**Do this:** Print each line exactly as it is given.
-- Begin Records for the task --
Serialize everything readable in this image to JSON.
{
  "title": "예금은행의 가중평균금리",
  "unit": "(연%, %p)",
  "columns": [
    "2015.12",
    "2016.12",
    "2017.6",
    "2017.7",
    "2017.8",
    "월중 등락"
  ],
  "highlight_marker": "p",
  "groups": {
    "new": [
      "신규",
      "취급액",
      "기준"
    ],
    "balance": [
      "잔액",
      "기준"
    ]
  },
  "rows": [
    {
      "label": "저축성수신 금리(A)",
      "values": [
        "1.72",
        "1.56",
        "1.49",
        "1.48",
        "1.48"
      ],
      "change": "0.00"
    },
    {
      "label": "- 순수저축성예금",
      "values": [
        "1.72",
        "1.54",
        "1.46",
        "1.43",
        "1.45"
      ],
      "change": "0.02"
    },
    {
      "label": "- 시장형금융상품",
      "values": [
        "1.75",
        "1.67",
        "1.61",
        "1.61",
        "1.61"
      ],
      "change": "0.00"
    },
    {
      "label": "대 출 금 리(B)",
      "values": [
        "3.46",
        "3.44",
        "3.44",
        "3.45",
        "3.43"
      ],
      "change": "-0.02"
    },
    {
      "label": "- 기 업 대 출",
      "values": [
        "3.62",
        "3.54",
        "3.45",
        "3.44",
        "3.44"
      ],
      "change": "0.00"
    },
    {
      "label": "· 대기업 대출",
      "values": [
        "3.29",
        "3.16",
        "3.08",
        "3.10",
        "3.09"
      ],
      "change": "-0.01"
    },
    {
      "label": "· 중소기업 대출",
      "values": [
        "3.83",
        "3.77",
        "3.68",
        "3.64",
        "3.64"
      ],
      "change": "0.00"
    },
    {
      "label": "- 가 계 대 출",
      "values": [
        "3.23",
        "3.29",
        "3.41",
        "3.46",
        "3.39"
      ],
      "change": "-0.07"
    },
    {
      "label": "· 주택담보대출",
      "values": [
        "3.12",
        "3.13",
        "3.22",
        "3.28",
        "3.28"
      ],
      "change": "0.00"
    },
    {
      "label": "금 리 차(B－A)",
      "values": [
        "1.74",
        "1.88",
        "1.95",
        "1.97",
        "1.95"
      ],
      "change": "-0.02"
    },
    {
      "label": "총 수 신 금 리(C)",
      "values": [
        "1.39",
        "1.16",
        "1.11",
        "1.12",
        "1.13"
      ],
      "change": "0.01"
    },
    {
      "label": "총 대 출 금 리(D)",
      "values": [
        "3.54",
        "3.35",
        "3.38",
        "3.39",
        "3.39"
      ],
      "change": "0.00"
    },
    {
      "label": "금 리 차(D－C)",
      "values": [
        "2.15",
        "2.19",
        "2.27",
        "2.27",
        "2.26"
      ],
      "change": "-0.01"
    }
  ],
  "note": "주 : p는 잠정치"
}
-- End Records for the task --
**Solution:**
Serialize everything readable in this image to JSON.
{
  "title": "예금은행의 가중평균금리",
  "unit": "(연%, %p)",
  "columns": [
    "2015.12",
    "2016.12",
    "2017.6",
    "2017.7",
    "2017.8",
    "월중 등락"
  ],
  "highlight_marker": "p",
  "groups": {
    "new": [
      "신규",
      "취급액",
      "기준"
    ],
    "balance": [
      "잔액",
      "기준"
    ]
  },
  "rows": [
    {
      "label": "저축성수신 금리(A)",
      "values": [
        "1.72",
        "1.56",
        "1.49",
        "1.48",
        "1.48"
      ],
      "change": "0.00"
    },
    {
      "label": "- 순수저축성예금",
      "values": [
        "1.72",
        "1.54",
        "1.46",
        "1.43",
        "1.45"
      ],
      "change": "0.02"
    },
    {
      "label": "- 시장형금융상품",
      "values": [
        "1.75",
        "1.67",
        "1.61",
        "1.61",
        "1.61"
      ],
      "change": "0.00"
    },
    {
      "label": "대 출 금 리(B)",
      "values": [
        "3.46",
        "3.44",
        "3.44",
        "3.45",
        "3.43"
      ],
      "change": "-0.02"
    },
    {
      "label": "- 기 업 대 출",
      "values": [
        "3.62",
        "3.54",
        "3.45",
        "3.44",
        "3.44"
      ],
      "change": "0.00"
    },
    {
      "label": "· 대기업 대출",
      "values": [
        "3.29",
        "3.16",
        "3.08",
        "3.10",
        "3.09"
      ],
      "change": "-0.01"
    },
    {
      "label": "· 중소기업 대출",
      "values": [
        "3.83",
        "3.77",
        "3.68",
        "3.64",
        "3.64"
      ],
      "change": "0.00"
    },
    {
      "label": "- 가 계 대 출",
      "values": [
        "3.23",
        "3.29",
        "3.41",
        "3.46",
        "3.39"
      ],
      "change": "-0.07"
    },
    {
      "label": "· 주택담보대출",
      "values": [
        "3.12",
        "3.13",
        "3.22",
        "3.28",
        "3.28"
      ],
      "change": "0.00"
    },
    {
      "label": "금 리 차(B－A)",
      "values": [
        "1.74",
        "1.88",
        "1.95",
        "1.97",
        "1.95"
      ],
      "change": "-0.02"
    },
    {
      "label": "총 수 신 금 리(C)",
      "values": [
        "1.39",
        "1.16",
        "1.11",
        "1.12",
        "1.13"
      ],
      "change": "0.01"
    },
    {
      "label": "총 대 출 금 리(D)",
      "values": [
        "3.54",
        "3.35",
        "3.38",
        "3.39",
        "3.39"
      ],
      "change": "0.00"
    },
    {
      "label": "금 리 차(D－C)",
      "values": [
        "2.15",
        "2.19",
        "2.27",
        "2.27",
        "2.26"
      ],
      "change": "-0.01"
    }
  ],
  "note": "주 : p는 잠정치"
}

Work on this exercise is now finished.